▶ **EXERCISE BRIEF**
Copy every record below, exactly as written.

***** RECORDS PROVIDED *****

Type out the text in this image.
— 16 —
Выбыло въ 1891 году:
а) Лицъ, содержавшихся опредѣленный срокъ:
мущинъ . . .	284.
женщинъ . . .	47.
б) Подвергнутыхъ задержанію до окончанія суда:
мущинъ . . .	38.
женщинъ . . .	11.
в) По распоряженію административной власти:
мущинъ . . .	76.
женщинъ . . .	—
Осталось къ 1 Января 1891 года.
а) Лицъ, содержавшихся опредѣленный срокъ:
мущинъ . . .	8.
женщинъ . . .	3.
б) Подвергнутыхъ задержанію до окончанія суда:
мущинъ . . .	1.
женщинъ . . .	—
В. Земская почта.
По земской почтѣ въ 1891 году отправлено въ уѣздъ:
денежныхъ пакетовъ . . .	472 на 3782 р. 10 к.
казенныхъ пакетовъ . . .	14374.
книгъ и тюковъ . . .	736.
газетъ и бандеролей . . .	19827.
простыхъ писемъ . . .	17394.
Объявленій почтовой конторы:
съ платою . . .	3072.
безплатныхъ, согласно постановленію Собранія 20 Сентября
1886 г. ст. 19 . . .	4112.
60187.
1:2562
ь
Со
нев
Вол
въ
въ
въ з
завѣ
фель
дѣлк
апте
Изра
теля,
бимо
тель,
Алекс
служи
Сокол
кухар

*****

▶ **ANSWER**
Type out the text in this image.
— 16 —
Выбыло въ 1891 году:
а) Лицъ, содержавшихся опредѣленный срокъ:
мущинъ . . .	284.
женщинъ . . .	47.
б) Подвергнутыхъ задержанію до окончанія суда:
мущинъ . . .	38.
женщинъ . . .	11.
в) По распоряженію административной власти:
мущинъ . . .	76.
женщинъ . . .	—
Осталось къ 1 Января 1891 года.
а) Лицъ, содержавшихся опредѣленный срокъ:
мущинъ . . .	8.
женщинъ . . .	3.
б) Подвергнутыхъ задержанію до окончанія суда:
мущинъ . . .	1.
женщинъ . . .	—
В. Земская почта.
По земской почтѣ въ 1891 году отправлено въ уѣздъ:
денежныхъ пакетовъ . . .	472 на 3782 р. 10 к.
казенныхъ пакетовъ . . .	14374.
книгъ и тюковъ . . .	736.
газетъ и бандеролей . . .	19827.
простыхъ писемъ . . .	17394.
Объявленій почтовой конторы:
съ платою . . .	3072.
безплатныхъ, согласно постановленію Собранія 20 Сентября
1886 г. ст. 19 . . .	4112.
60187.
1:2562
ь
Со
нев
Вол
въ
въ
въ з
завѣ
фель
дѣлк
апте
Изра
теля,
бимо
тель,
Алекс
служи
Сокол
кухар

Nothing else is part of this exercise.